What is expected »
For this exercise, copy out each line of the material below that includes "subtitle".

· · · · · · ·

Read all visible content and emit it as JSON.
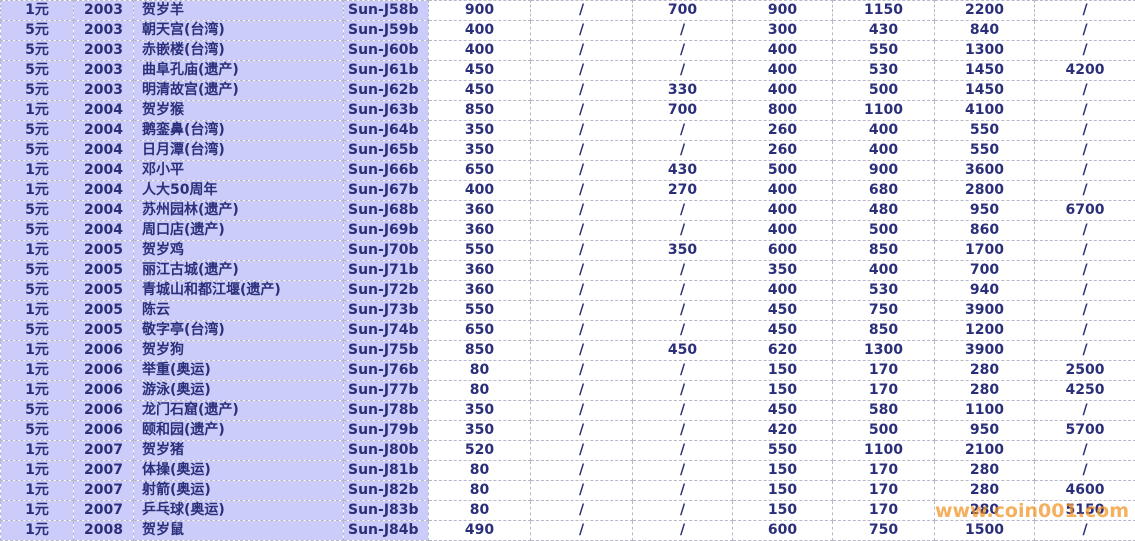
{
  "table": {
    "rows": [
      [
        "1元",
        "2003",
        "贺岁羊",
        "Sun-J58b",
        "900",
        "/",
        "700",
        "900",
        "1150",
        "2200",
        "/"
      ],
      [
        "5元",
        "2003",
        "朝天宫(台湾)",
        "Sun-J59b",
        "400",
        "/",
        "/",
        "300",
        "430",
        "840",
        "/"
      ],
      [
        "5元",
        "2003",
        "赤嵌楼(台湾)",
        "Sun-J60b",
        "400",
        "/",
        "/",
        "400",
        "550",
        "1300",
        "/"
      ],
      [
        "5元",
        "2003",
        "曲阜孔庙(遗产)",
        "Sun-J61b",
        "450",
        "/",
        "/",
        "400",
        "530",
        "1450",
        "4200"
      ],
      [
        "5元",
        "2003",
        "明清故宫(遗产)",
        "Sun-J62b",
        "450",
        "/",
        "330",
        "400",
        "500",
        "1450",
        "/"
      ],
      [
        "1元",
        "2004",
        "贺岁猴",
        "Sun-J63b",
        "850",
        "/",
        "700",
        "800",
        "1100",
        "4100",
        "/"
      ],
      [
        "5元",
        "2004",
        "鹅銮鼻(台湾)",
        "Sun-J64b",
        "350",
        "/",
        "/",
        "260",
        "400",
        "550",
        "/"
      ],
      [
        "5元",
        "2004",
        "日月潭(台湾)",
        "Sun-J65b",
        "350",
        "/",
        "/",
        "260",
        "400",
        "550",
        "/"
      ],
      [
        "1元",
        "2004",
        "邓小平",
        "Sun-J66b",
        "650",
        "/",
        "430",
        "500",
        "900",
        "3600",
        "/"
      ],
      [
        "1元",
        "2004",
        "人大50周年",
        "Sun-J67b",
        "400",
        "/",
        "270",
        "400",
        "680",
        "2800",
        "/"
      ],
      [
        "5元",
        "2004",
        "苏州园林(遗产)",
        "Sun-J68b",
        "360",
        "/",
        "/",
        "400",
        "480",
        "950",
        "6700"
      ],
      [
        "5元",
        "2004",
        "周口店(遗产)",
        "Sun-J69b",
        "360",
        "/",
        "/",
        "400",
        "500",
        "860",
        "/"
      ],
      [
        "1元",
        "2005",
        "贺岁鸡",
        "Sun-J70b",
        "550",
        "/",
        "350",
        "600",
        "850",
        "1700",
        "/"
      ],
      [
        "5元",
        "2005",
        "丽江古城(遗产)",
        "Sun-J71b",
        "360",
        "/",
        "/",
        "350",
        "400",
        "700",
        "/"
      ],
      [
        "5元",
        "2005",
        "青城山和都江堰(遗产)",
        "Sun-J72b",
        "360",
        "/",
        "/",
        "400",
        "530",
        "940",
        "/"
      ],
      [
        "1元",
        "2005",
        "陈云",
        "Sun-J73b",
        "550",
        "/",
        "/",
        "450",
        "750",
        "3900",
        "/"
      ],
      [
        "5元",
        "2005",
        "敬字亭(台湾)",
        "Sun-J74b",
        "650",
        "/",
        "/",
        "450",
        "850",
        "1200",
        "/"
      ],
      [
        "1元",
        "2006",
        "贺岁狗",
        "Sun-J75b",
        "850",
        "/",
        "450",
        "620",
        "1300",
        "3900",
        "/"
      ],
      [
        "1元",
        "2006",
        "举重(奥运)",
        "Sun-J76b",
        "80",
        "/",
        "/",
        "150",
        "170",
        "280",
        "2500"
      ],
      [
        "1元",
        "2006",
        "游泳(奥运)",
        "Sun-J77b",
        "80",
        "/",
        "/",
        "150",
        "170",
        "280",
        "4250"
      ],
      [
        "5元",
        "2006",
        "龙门石窟(遗产)",
        "Sun-J78b",
        "350",
        "/",
        "/",
        "450",
        "580",
        "1100",
        "/"
      ],
      [
        "5元",
        "2006",
        "颐和园(遗产)",
        "Sun-J79b",
        "350",
        "/",
        "/",
        "420",
        "500",
        "950",
        "5700"
      ],
      [
        "1元",
        "2007",
        "贺岁猪",
        "Sun-J80b",
        "520",
        "/",
        "/",
        "550",
        "1100",
        "2100",
        "/"
      ],
      [
        "1元",
        "2007",
        "体操(奥运)",
        "Sun-J81b",
        "80",
        "/",
        "/",
        "150",
        "170",
        "280",
        "/"
      ],
      [
        "1元",
        "2007",
        "射箭(奥运)",
        "Sun-J82b",
        "80",
        "/",
        "/",
        "150",
        "170",
        "280",
        "4600"
      ],
      [
        "1元",
        "2007",
        "乒乓球(奥运)",
        "Sun-J83b",
        "80",
        "/",
        "/",
        "150",
        "170",
        "280",
        "5150"
      ],
      [
        "1元",
        "2008",
        "贺岁鼠",
        "Sun-J84b",
        "490",
        "/",
        "/",
        "600",
        "750",
        "1500",
        "/"
      ]
    ]
  },
  "watermark": "www.coin001.com"
}
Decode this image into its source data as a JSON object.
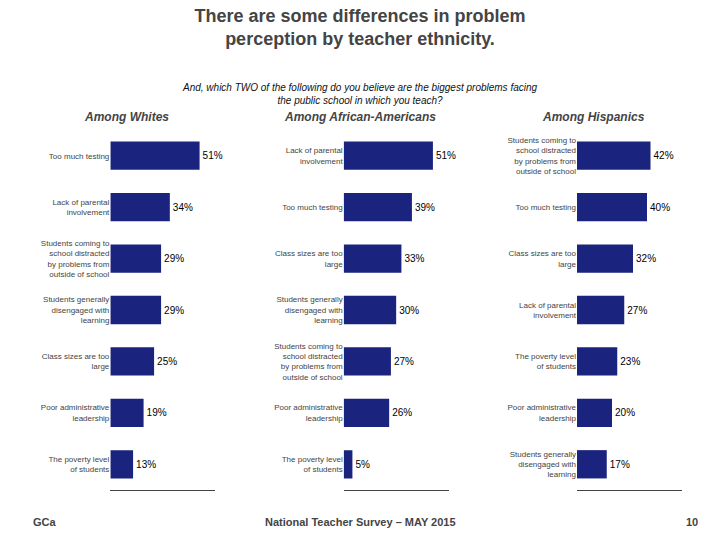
{
  "title": "There are some differences in problem\nperception by teacher ethnicity.",
  "subtitle": "And, which TWO of the following do you believe are the biggest problems facing\nthe public school in which you teach?",
  "annotations": [
    "GCa",
    "National Teacher Survey – MAY 2015",
    "10"
  ],
  "chart_data": [
    {
      "type": "bar",
      "orientation": "horizontal",
      "title": "Among Whites",
      "categories": [
        "Too much testing",
        "Lack of parental\ninvolvement",
        "Students coming to\nschool distracted\nby problems from\noutside of school",
        "Students generally\ndisengaged with\nlearning",
        "Class sizes are too\nlarge",
        "Poor administrative\nleadership",
        "The poverty level\nof students"
      ],
      "values": [
        51,
        34,
        29,
        29,
        25,
        19,
        13
      ],
      "value_labels": [
        "51%",
        "34%",
        "29%",
        "29%",
        "25%",
        "19%",
        "13%"
      ],
      "color": "#1a237e",
      "data_labels": true,
      "tick_labels": "y",
      "grid": false,
      "xlim": [
        0,
        60
      ],
      "xticks": []
    },
    {
      "type": "bar",
      "orientation": "horizontal",
      "title": "Among African-Americans",
      "categories": [
        "Lack of parental\ninvolvement",
        "Too much testing",
        "Class sizes are too\nlarge",
        "Students generally\ndisengaged with\nlearning",
        "Students coming to\nschool distracted\nby problems from\noutside of school",
        "Poor administrative\nleadership",
        "The poverty level\nof students"
      ],
      "values": [
        51,
        39,
        33,
        30,
        27,
        26,
        5
      ],
      "value_labels": [
        "51%",
        "39%",
        "33%",
        "30%",
        "27%",
        "26%",
        "5%"
      ],
      "color": "#1a237e",
      "data_labels": true,
      "tick_labels": "y",
      "grid": false,
      "xlim": [
        0,
        60
      ],
      "xticks": []
    },
    {
      "type": "bar",
      "orientation": "horizontal",
      "title": "Among Hispanics",
      "categories": [
        "Students coming to\nschool distracted\nby problems from\noutside of school",
        "Too much testing",
        "Class sizes are too\nlarge",
        "Lack of parental\ninvolvement",
        "The poverty level\nof students",
        "Poor administrative\nleadership",
        "Students generally\ndisengaged with\nlearning"
      ],
      "values": [
        42,
        40,
        32,
        27,
        23,
        20,
        17
      ],
      "value_labels": [
        "42%",
        "40%",
        "32%",
        "27%",
        "23%",
        "20%",
        "17%"
      ],
      "color": "#1a237e",
      "data_labels": true,
      "tick_labels": "y",
      "grid": false,
      "xlim": [
        0,
        60
      ],
      "xticks": []
    }
  ]
}
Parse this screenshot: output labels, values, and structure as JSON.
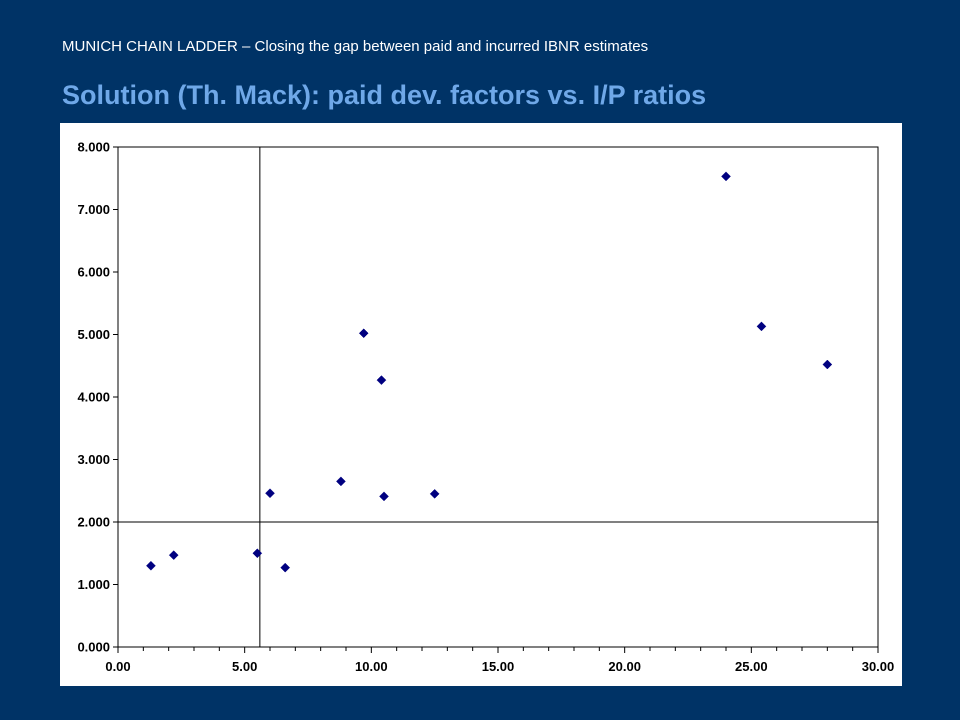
{
  "header": {
    "subtitle": "MUNICH CHAIN LADDER – Closing the gap between paid and incurred IBNR estimates",
    "title": "Solution (Th. Mack): paid dev. factors vs. I/P ratios"
  },
  "colors": {
    "background": "#003366",
    "title": "#6fa8e8",
    "marker": "#000080",
    "panel": "#ffffff"
  },
  "chart_data": {
    "type": "scatter",
    "title": "",
    "xlabel": "",
    "ylabel": "",
    "xlim": [
      0,
      30
    ],
    "ylim": [
      0,
      8
    ],
    "grid": false,
    "legend": "none",
    "marker": "diamond",
    "x_ticks": [
      0,
      5,
      10,
      15,
      20,
      25,
      30
    ],
    "x_tick_labels": [
      "0.00",
      "5.00",
      "10.00",
      "15.00",
      "20.00",
      "25.00",
      "30.00"
    ],
    "y_ticks": [
      0,
      1,
      2,
      3,
      4,
      5,
      6,
      7,
      8
    ],
    "y_tick_labels": [
      "0.000",
      "1.000",
      "2.000",
      "3.000",
      "4.000",
      "5.000",
      "6.000",
      "7.000",
      "8.000"
    ],
    "reference_lines": {
      "x": 5.6,
      "y": 2.0
    },
    "series": [
      {
        "points": [
          {
            "x": 1.3,
            "y": 1.3
          },
          {
            "x": 2.2,
            "y": 1.47
          },
          {
            "x": 5.5,
            "y": 1.5
          },
          {
            "x": 6.0,
            "y": 2.46
          },
          {
            "x": 6.6,
            "y": 1.27
          },
          {
            "x": 8.8,
            "y": 2.65
          },
          {
            "x": 9.7,
            "y": 5.02
          },
          {
            "x": 10.4,
            "y": 4.27
          },
          {
            "x": 10.5,
            "y": 2.41
          },
          {
            "x": 12.5,
            "y": 2.45
          },
          {
            "x": 24.0,
            "y": 7.53
          },
          {
            "x": 25.4,
            "y": 5.13
          },
          {
            "x": 28.0,
            "y": 4.52
          }
        ]
      }
    ]
  }
}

· · · · · · ·

Answer in full »
  "subtitle": "And, which TWO of the following do you believe are the biggest problems facing\nthe public school in which you teach?",
    "subtitle": "MUNICH CHAIN LADDER – Closing the gap between paid and incurred IBNR estimates",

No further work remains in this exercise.